What is required:
Reproduce every record below exactly as it appears.

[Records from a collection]
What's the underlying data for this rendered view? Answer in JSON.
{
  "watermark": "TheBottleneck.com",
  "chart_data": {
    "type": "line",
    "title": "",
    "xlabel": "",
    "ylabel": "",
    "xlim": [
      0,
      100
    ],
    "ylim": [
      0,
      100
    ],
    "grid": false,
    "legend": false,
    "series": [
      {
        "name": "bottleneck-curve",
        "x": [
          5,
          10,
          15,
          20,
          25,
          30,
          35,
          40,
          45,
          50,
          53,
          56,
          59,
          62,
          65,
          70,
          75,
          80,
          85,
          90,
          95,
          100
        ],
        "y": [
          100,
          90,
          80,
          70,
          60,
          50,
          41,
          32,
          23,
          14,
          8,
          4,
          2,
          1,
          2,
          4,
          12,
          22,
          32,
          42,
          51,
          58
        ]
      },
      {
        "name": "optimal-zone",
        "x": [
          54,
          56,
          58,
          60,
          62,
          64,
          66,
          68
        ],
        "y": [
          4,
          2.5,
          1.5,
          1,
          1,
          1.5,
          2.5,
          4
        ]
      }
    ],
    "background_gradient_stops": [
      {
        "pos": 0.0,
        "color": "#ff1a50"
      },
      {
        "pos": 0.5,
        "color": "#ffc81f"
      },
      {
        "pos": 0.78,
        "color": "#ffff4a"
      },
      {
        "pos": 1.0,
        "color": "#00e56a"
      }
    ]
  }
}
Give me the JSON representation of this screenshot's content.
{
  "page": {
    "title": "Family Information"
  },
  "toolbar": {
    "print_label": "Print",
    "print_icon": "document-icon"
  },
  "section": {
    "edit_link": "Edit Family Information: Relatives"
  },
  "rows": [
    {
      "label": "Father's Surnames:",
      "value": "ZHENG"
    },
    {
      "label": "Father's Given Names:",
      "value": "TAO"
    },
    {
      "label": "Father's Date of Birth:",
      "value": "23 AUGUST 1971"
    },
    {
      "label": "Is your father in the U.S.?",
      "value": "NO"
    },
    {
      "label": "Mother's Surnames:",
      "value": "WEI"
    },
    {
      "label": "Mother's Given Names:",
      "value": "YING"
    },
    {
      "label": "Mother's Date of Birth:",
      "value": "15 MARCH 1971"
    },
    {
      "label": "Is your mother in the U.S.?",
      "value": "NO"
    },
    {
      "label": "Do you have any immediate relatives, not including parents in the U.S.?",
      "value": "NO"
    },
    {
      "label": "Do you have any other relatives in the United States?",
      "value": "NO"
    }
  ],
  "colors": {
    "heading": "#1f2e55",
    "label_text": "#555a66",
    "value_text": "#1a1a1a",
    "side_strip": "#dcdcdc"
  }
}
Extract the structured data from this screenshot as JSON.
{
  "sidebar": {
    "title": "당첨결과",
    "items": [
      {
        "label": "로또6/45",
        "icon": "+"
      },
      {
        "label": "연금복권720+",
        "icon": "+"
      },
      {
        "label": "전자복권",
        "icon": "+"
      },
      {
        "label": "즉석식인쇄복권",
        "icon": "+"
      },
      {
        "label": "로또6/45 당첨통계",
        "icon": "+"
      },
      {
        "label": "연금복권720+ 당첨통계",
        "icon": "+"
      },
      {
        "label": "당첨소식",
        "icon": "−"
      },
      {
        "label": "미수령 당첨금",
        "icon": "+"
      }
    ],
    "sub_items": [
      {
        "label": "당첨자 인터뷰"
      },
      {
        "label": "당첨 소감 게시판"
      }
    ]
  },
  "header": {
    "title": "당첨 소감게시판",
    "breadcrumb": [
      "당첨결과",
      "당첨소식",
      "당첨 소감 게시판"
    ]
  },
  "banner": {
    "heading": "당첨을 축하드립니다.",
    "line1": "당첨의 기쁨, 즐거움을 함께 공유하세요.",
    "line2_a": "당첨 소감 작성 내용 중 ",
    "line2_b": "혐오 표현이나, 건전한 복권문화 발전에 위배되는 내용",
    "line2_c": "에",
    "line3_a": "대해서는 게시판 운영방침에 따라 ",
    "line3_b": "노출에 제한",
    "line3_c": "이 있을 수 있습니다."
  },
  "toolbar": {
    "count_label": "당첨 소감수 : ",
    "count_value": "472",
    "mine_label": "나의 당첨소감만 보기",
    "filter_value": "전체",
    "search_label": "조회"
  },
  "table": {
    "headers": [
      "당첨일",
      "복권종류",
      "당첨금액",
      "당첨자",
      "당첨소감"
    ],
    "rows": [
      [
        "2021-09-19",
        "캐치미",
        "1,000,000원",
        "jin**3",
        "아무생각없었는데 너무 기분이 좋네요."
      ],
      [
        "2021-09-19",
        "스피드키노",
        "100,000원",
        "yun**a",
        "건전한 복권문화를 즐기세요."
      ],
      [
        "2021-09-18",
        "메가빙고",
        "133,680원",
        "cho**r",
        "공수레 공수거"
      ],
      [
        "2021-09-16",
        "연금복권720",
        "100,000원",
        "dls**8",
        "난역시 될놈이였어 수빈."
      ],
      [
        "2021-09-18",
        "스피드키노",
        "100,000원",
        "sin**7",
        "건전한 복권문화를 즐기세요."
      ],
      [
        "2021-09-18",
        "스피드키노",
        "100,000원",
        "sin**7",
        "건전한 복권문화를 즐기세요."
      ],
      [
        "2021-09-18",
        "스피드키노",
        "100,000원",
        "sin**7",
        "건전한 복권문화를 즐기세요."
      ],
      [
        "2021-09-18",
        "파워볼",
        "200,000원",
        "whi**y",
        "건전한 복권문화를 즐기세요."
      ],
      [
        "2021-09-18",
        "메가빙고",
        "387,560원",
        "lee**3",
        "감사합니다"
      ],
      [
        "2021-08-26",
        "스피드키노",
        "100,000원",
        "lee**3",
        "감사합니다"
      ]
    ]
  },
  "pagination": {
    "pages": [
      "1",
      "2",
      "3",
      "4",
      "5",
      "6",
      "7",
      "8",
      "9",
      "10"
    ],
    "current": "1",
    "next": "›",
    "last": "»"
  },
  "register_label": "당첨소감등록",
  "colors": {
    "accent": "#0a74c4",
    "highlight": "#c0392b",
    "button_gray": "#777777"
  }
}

The output:
What's the underlying data for this rendered view? Answer in JSON.
{
  "watermark": "TheBottleneck.com",
  "chart_data": {
    "type": "line",
    "title": "",
    "xlabel": "",
    "ylabel": "",
    "xlim": [
      0,
      100
    ],
    "ylim": [
      0,
      100
    ],
    "grid": false,
    "legend": false,
    "series": [
      {
        "name": "bottleneck-curve",
        "x": [
          5,
          10,
          15,
          20,
          25,
          30,
          35,
          40,
          45,
          50,
          53,
          56,
          59,
          62,
          65,
          70,
          75,
          80,
          85,
          90,
          95,
          100
        ],
        "y": [
          100,
          90,
          80,
          70,
          60,
          50,
          41,
          32,
          23,
          14,
          8,
          4,
          2,
          1,
          2,
          4,
          12,
          22,
          32,
          42,
          51,
          58
        ]
      },
      {
        "name": "optimal-zone",
        "x": [
          54,
          56,
          58,
          60,
          62,
          64,
          66,
          68
        ],
        "y": [
          4,
          2.5,
          1.5,
          1,
          1,
          1.5,
          2.5,
          4
        ]
      }
    ],
    "background_gradient_stops": [
      {
        "pos": 0.0,
        "color": "#ff1a50"
      },
      {
        "pos": 0.5,
        "color": "#ffc81f"
      },
      {
        "pos": 0.78,
        "color": "#ffff4a"
      },
      {
        "pos": 1.0,
        "color": "#00e56a"
      }
    ]
  }
}
Give me the JSON representation of this screenshot's content.
{
  "page": {
    "title": "Family Information"
  },
  "toolbar": {
    "print_label": "Print",
    "print_icon": "document-icon"
  },
  "section": {
    "edit_link": "Edit Family Information: Relatives"
  },
  "rows": [
    {
      "label": "Father's Surnames:",
      "value": "ZHENG"
    },
    {
      "label": "Father's Given Names:",
      "value": "TAO"
    },
    {
      "label": "Father's Date of Birth:",
      "value": "23 AUGUST 1971"
    },
    {
      "label": "Is your father in the U.S.?",
      "value": "NO"
    },
    {
      "label": "Mother's Surnames:",
      "value": "WEI"
    },
    {
      "label": "Mother's Given Names:",
      "value": "YING"
    },
    {
      "label": "Mother's Date of Birth:",
      "value": "15 MARCH 1971"
    },
    {
      "label": "Is your mother in the U.S.?",
      "value": "NO"
    },
    {
      "label": "Do you have any immediate relatives, not including parents in the U.S.?",
      "value": "NO"
    },
    {
      "label": "Do you have any other relatives in the United States?",
      "value": "NO"
    }
  ],
  "colors": {
    "heading": "#1f2e55",
    "label_text": "#555a66",
    "value_text": "#1a1a1a",
    "side_strip": "#dcdcdc"
  }
}
Extract the structured data from this screenshot as JSON.
{
  "sidebar": {
    "title": "당첨결과",
    "items": [
      {
        "label": "로또6/45",
        "icon": "+"
      },
      {
        "label": "연금복권720+",
        "icon": "+"
      },
      {
        "label": "전자복권",
        "icon": "+"
      },
      {
        "label": "즉석식인쇄복권",
        "icon": "+"
      },
      {
        "label": "로또6/45 당첨통계",
        "icon": "+"
      },
      {
        "label": "연금복권720+ 당첨통계",
        "icon": "+"
      },
      {
        "label": "당첨소식",
        "icon": "−"
      },
      {
        "label": "미수령 당첨금",
        "icon": "+"
      }
    ],
    "sub_items": [
      {
        "label": "당첨자 인터뷰"
      },
      {
        "label": "당첨 소감 게시판"
      }
    ]
  },
  "header": {
    "title": "당첨 소감게시판",
    "breadcrumb": [
      "당첨결과",
      "당첨소식",
      "당첨 소감 게시판"
    ]
  },
  "banner": {
    "heading": "당첨을 축하드립니다.",
    "line1": "당첨의 기쁨, 즐거움을 함께 공유하세요.",
    "line2_a": "당첨 소감 작성 내용 중 ",
    "line2_b": "혐오 표현이나, 건전한 복권문화 발전에 위배되는 내용",
    "line2_c": "에",
    "line3_a": "대해서는 게시판 운영방침에 따라 ",
    "line3_b": "노출에 제한",
    "line3_c": "이 있을 수 있습니다."
  },
  "toolbar": {
    "count_label": "당첨 소감수 : ",
    "count_value": "472",
    "mine_label": "나의 당첨소감만 보기",
    "filter_value": "전체",
    "search_label": "조회"
  },
  "table": {
    "headers": [
      "당첨일",
      "복권종류",
      "당첨금액",
      "당첨자",
      "당첨소감"
    ],
    "rows": [
      [
        "2021-09-19",
        "캐치미",
        "1,000,000원",
        "jin**3",
        "아무생각없었는데 너무 기분이 좋네요."
      ],
      [
        "2021-09-19",
        "스피드키노",
        "100,000원",
        "yun**a",
        "건전한 복권문화를 즐기세요."
      ],
      [
        "2021-09-18",
        "메가빙고",
        "133,680원",
        "cho**r",
        "공수레 공수거"
      ],
      [
        "2021-09-16",
        "연금복권720",
        "100,000원",
        "dls**8",
        "난역시 될놈이였어 수빈."
      ],
      [
        "2021-09-18",
        "스피드키노",
        "100,000원",
        "sin**7",
        "건전한 복권문화를 즐기세요."
      ],
      [
        "2021-09-18",
        "스피드키노",
        "100,000원",
        "sin**7",
        "건전한 복권문화를 즐기세요."
      ],
      [
        "2021-09-18",
        "스피드키노",
        "100,000원",
        "sin**7",
        "건전한 복권문화를 즐기세요."
      ],
      [
        "2021-09-18",
        "파워볼",
        "200,000원",
        "whi**y",
        "건전한 복권문화를 즐기세요."
      ],
      [
        "2021-09-18",
        "메가빙고",
        "387,560원",
        "lee**3",
        "감사합니다"
      ],
      [
        "2021-08-26",
        "스피드키노",
        "100,000원",
        "lee**3",
        "감사합니다"
      ]
    ]
  },
  "pagination": {
    "pages": [
      "1",
      "2",
      "3",
      "4",
      "5",
      "6",
      "7",
      "8",
      "9",
      "10"
    ],
    "current": "1",
    "next": "›",
    "last": "»"
  },
  "register_label": "당첨소감등록",
  "colors": {
    "accent": "#0a74c4",
    "highlight": "#c0392b",
    "button_gray": "#777777"
  }
}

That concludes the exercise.